▸ Your objective:
Find every line in the records below that contains the word "values", and copy each such line.

────────────────────

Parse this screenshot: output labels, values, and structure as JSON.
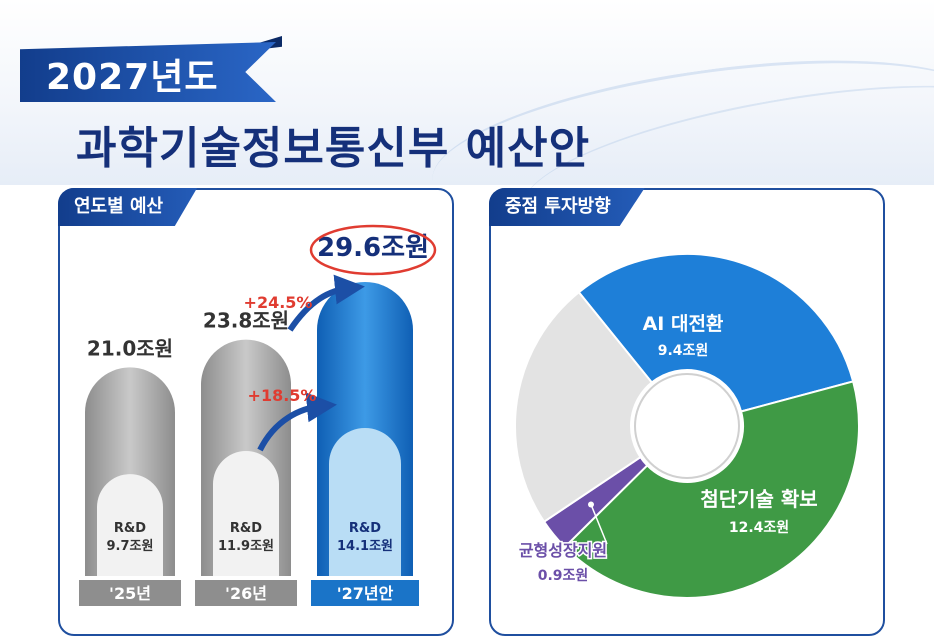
{
  "header": {
    "year_label": "2027년도",
    "title": "과학기술정보통신부 예산안"
  },
  "left_panel": {
    "tab_label": "연도별 예산"
  },
  "right_panel": {
    "tab_label": "중점 투자방향"
  },
  "colors": {
    "navy": "#15307a",
    "blue_bar": "#1a74c8",
    "gray_bar": "#a8a8a8",
    "red": "#e03c31",
    "ai_blue": "#1e7fd8",
    "green": "#3f9a45",
    "purple": "#6b4fa8",
    "light_gray": "#e3e3e3"
  },
  "chart_data": [
    {
      "type": "bar",
      "categories": [
        "'25년",
        "'26년",
        "'27년안"
      ],
      "series": [
        {
          "name": "",
          "values": [
            21.0,
            23.8,
            29.6
          ]
        },
        {
          "name": "R&D",
          "values": [
            9.7,
            11.9,
            14.1
          ]
        }
      ],
      "total_labels": [
        "21.0조원",
        "23.8조원",
        "29.6조원"
      ],
      "inner_labels": [
        {
          "title": "R&D",
          "value": "9.7조원"
        },
        {
          "title": "R&D",
          "value": "11.9조원"
        },
        {
          "title": "R&D",
          "value": "14.1조원"
        }
      ],
      "annotations": [
        "+24.5%",
        "+18.5%"
      ],
      "ylim": [
        0,
        32
      ],
      "title": "",
      "xlabel": "",
      "ylabel": ""
    },
    {
      "type": "pie",
      "labels": [
        "AI 대전환",
        "첨단기술 확보",
        "균형성장지원",
        ""
      ],
      "values": [
        9.4,
        12.4,
        0.9,
        7.0
      ],
      "value_labels": [
        "9.4조원",
        "12.4조원",
        "0.9조원",
        ""
      ],
      "colors": [
        "#1e7fd8",
        "#3f9a45",
        "#6b4fa8",
        "#e3e3e3"
      ],
      "donut": true,
      "title": ""
    }
  ]
}
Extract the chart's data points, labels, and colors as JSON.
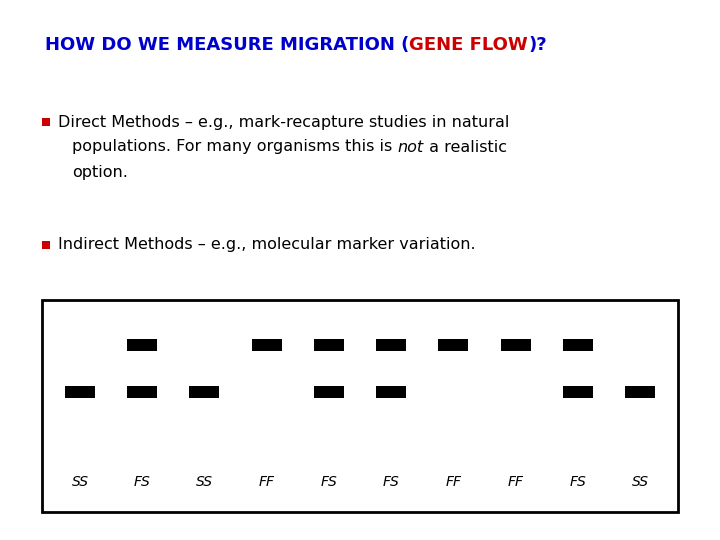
{
  "title_part1": "HOW DO WE MEASURE MIGRATION (",
  "title_part2": "GENE FLOW",
  "title_part3": ")?",
  "title_color1": "#0000CC",
  "title_color2": "#CC0000",
  "text_color": "#000000",
  "bullet_color": "#CC0000",
  "bg_color": "#ffffff",
  "bullet1_line1": "Direct Methods – e.g., mark-recapture studies in natural",
  "bullet1_line2": "populations. For many organisms this is ",
  "bullet1_italic": "not",
  "bullet1_line3": " a realistic",
  "bullet1_line4": "option.",
  "bullet2": "Indirect Methods – e.g., molecular marker variation.",
  "gel_labels": [
    "SS",
    "FS",
    "SS",
    "FF",
    "FS",
    "FS",
    "FF",
    "FF",
    "FS",
    "SS"
  ],
  "title_fontsize": 13,
  "body_fontsize": 11.5,
  "label_fontsize": 10
}
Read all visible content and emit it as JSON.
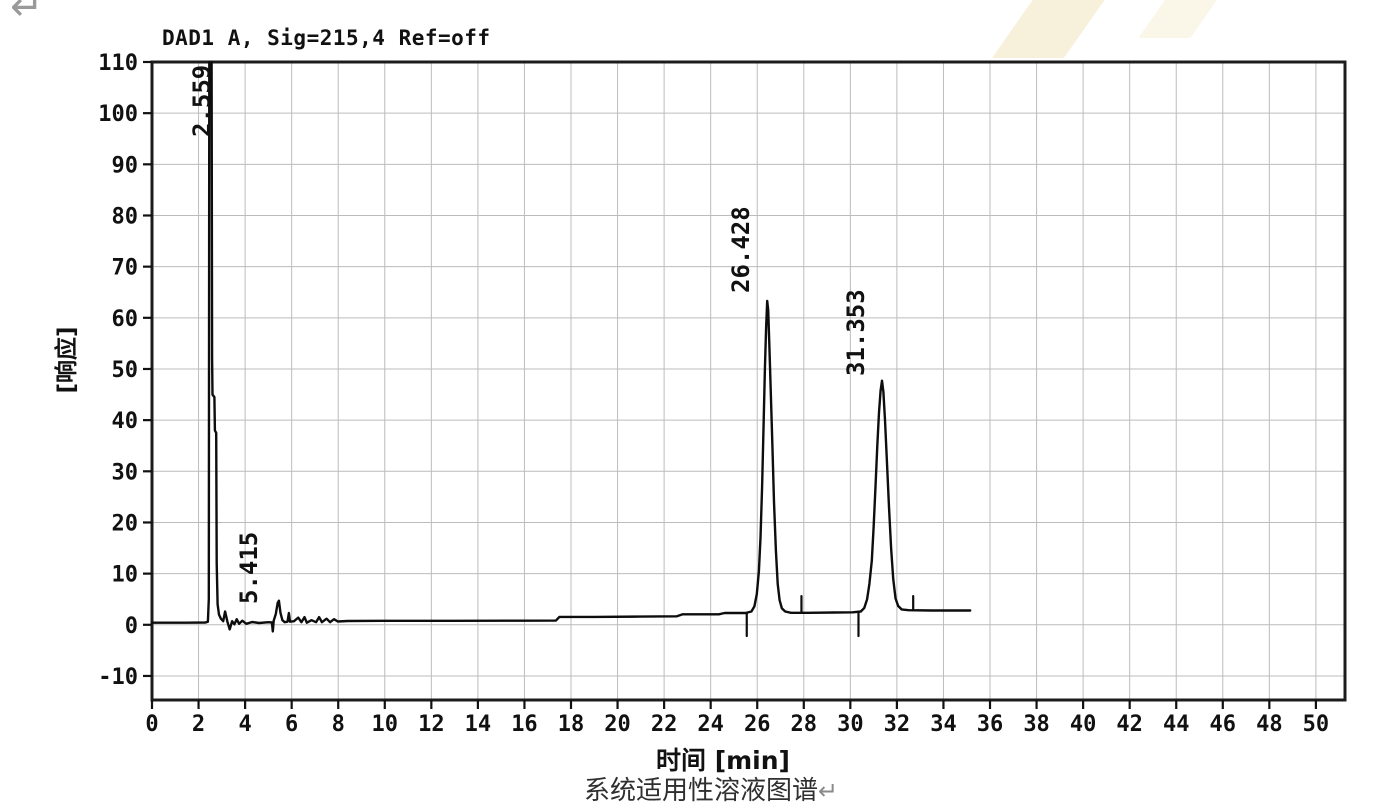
{
  "artifacts": {
    "page_return_mark": "↵",
    "caption_return_mark": "↵",
    "watermark_color": "#f7f1dc"
  },
  "chart_data": {
    "type": "line",
    "title": "DAD1 A, Sig=215,4 Ref=off",
    "xlabel": "时间 [min]",
    "ylabel": "[响应]",
    "caption": "系统适用性溶液图谱",
    "xlim": [
      0,
      51.25
    ],
    "ylim": [
      -14.7,
      110
    ],
    "x_ticks": [
      0,
      2,
      4,
      6,
      8,
      10,
      12,
      14,
      16,
      18,
      20,
      22,
      24,
      26,
      28,
      30,
      32,
      34,
      36,
      38,
      40,
      42,
      44,
      46,
      48,
      50
    ],
    "y_ticks": [
      -10,
      0,
      10,
      20,
      30,
      40,
      50,
      60,
      70,
      80,
      90,
      100,
      110
    ],
    "grid": true,
    "peaks": [
      {
        "label": "2.559",
        "rt": 2.559,
        "height": "clipped (>110)"
      },
      {
        "label": "5.415",
        "rt": 5.415,
        "height": 4.7
      },
      {
        "label": "26.428",
        "rt": 26.428,
        "height": 63.3
      },
      {
        "label": "31.353",
        "rt": 31.353,
        "height": 47.7
      }
    ],
    "trace": [
      [
        0,
        0.4
      ],
      [
        1.5,
        0.4
      ],
      [
        2.3,
        0.45
      ],
      [
        2.4,
        0.6
      ],
      [
        2.44,
        5
      ],
      [
        2.46,
        110
      ],
      [
        2.56,
        110
      ],
      [
        2.58,
        52
      ],
      [
        2.6,
        45
      ],
      [
        2.68,
        44.5
      ],
      [
        2.7,
        38
      ],
      [
        2.76,
        37.5
      ],
      [
        2.78,
        12
      ],
      [
        2.82,
        4
      ],
      [
        2.88,
        2
      ],
      [
        2.96,
        1.2
      ],
      [
        3.06,
        0.7
      ],
      [
        3.14,
        2.6
      ],
      [
        3.24,
        0.6
      ],
      [
        3.34,
        -0.9
      ],
      [
        3.44,
        0.7
      ],
      [
        3.54,
        0.1
      ],
      [
        3.64,
        1.1
      ],
      [
        3.74,
        0.2
      ],
      [
        3.88,
        0.8
      ],
      [
        4.05,
        0.2
      ],
      [
        4.3,
        0.55
      ],
      [
        4.6,
        0.35
      ],
      [
        5.0,
        0.5
      ],
      [
        5.15,
        0.45
      ],
      [
        5.19,
        -1.3
      ],
      [
        5.23,
        0.8
      ],
      [
        5.32,
        2.1
      ],
      [
        5.4,
        4.3
      ],
      [
        5.45,
        4.7
      ],
      [
        5.52,
        2.3
      ],
      [
        5.6,
        0.9
      ],
      [
        5.7,
        0.5
      ],
      [
        5.82,
        0.6
      ],
      [
        5.88,
        2.3
      ],
      [
        5.93,
        0.6
      ],
      [
        6.1,
        0.7
      ],
      [
        6.28,
        1.4
      ],
      [
        6.42,
        0.5
      ],
      [
        6.55,
        1.5
      ],
      [
        6.65,
        0.4
      ],
      [
        6.85,
        0.9
      ],
      [
        7.05,
        0.5
      ],
      [
        7.18,
        1.5
      ],
      [
        7.3,
        0.5
      ],
      [
        7.5,
        1.2
      ],
      [
        7.65,
        0.5
      ],
      [
        7.82,
        1.1
      ],
      [
        7.98,
        0.65
      ],
      [
        8.4,
        0.75
      ],
      [
        10,
        0.78
      ],
      [
        13,
        0.78
      ],
      [
        16,
        0.8
      ],
      [
        17.35,
        0.82
      ],
      [
        17.5,
        1.55
      ],
      [
        19,
        1.55
      ],
      [
        21,
        1.6
      ],
      [
        22.55,
        1.65
      ],
      [
        22.8,
        2.05
      ],
      [
        24.35,
        2.05
      ],
      [
        24.6,
        2.3
      ],
      [
        25.5,
        2.3
      ],
      [
        25.75,
        2.6
      ],
      [
        25.88,
        3.6
      ],
      [
        25.98,
        6
      ],
      [
        26.07,
        10.5
      ],
      [
        26.14,
        17
      ],
      [
        26.21,
        27
      ],
      [
        26.28,
        40
      ],
      [
        26.33,
        50
      ],
      [
        26.38,
        58
      ],
      [
        26.43,
        63.3
      ],
      [
        26.47,
        61.5
      ],
      [
        26.52,
        55
      ],
      [
        26.58,
        46
      ],
      [
        26.65,
        35
      ],
      [
        26.72,
        24
      ],
      [
        26.8,
        14.5
      ],
      [
        26.88,
        8
      ],
      [
        26.96,
        4.8
      ],
      [
        27.06,
        3.2
      ],
      [
        27.2,
        2.6
      ],
      [
        27.45,
        2.35
      ],
      [
        28.2,
        2.35
      ],
      [
        29.3,
        2.4
      ],
      [
        30.1,
        2.45
      ],
      [
        30.45,
        2.6
      ],
      [
        30.6,
        3.3
      ],
      [
        30.72,
        5
      ],
      [
        30.82,
        8
      ],
      [
        30.92,
        12.5
      ],
      [
        31.0,
        19
      ],
      [
        31.08,
        27
      ],
      [
        31.16,
        35
      ],
      [
        31.23,
        41.5
      ],
      [
        31.3,
        45.8
      ],
      [
        31.36,
        47.7
      ],
      [
        31.42,
        45.5
      ],
      [
        31.49,
        40
      ],
      [
        31.57,
        32
      ],
      [
        31.66,
        23
      ],
      [
        31.75,
        15
      ],
      [
        31.84,
        9
      ],
      [
        31.94,
        5.2
      ],
      [
        32.05,
        3.7
      ],
      [
        32.2,
        3.0
      ],
      [
        32.5,
        2.85
      ],
      [
        33.5,
        2.8
      ],
      [
        34.5,
        2.8
      ],
      [
        35.15,
        2.8
      ]
    ],
    "integration_marks": [
      {
        "t": 25.55,
        "from": 2.3,
        "to": -2.2
      },
      {
        "t": 27.9,
        "from": 2.35,
        "to": 5.6
      },
      {
        "t": 30.35,
        "from": 2.45,
        "to": -2.2
      },
      {
        "t": 32.7,
        "from": 2.85,
        "to": 5.6
      }
    ]
  }
}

────────────────────

▸ Complete output:
Parse this screenshot: output labels, values, and structure as JSON.
          "values": [
          "values": [
      "values": [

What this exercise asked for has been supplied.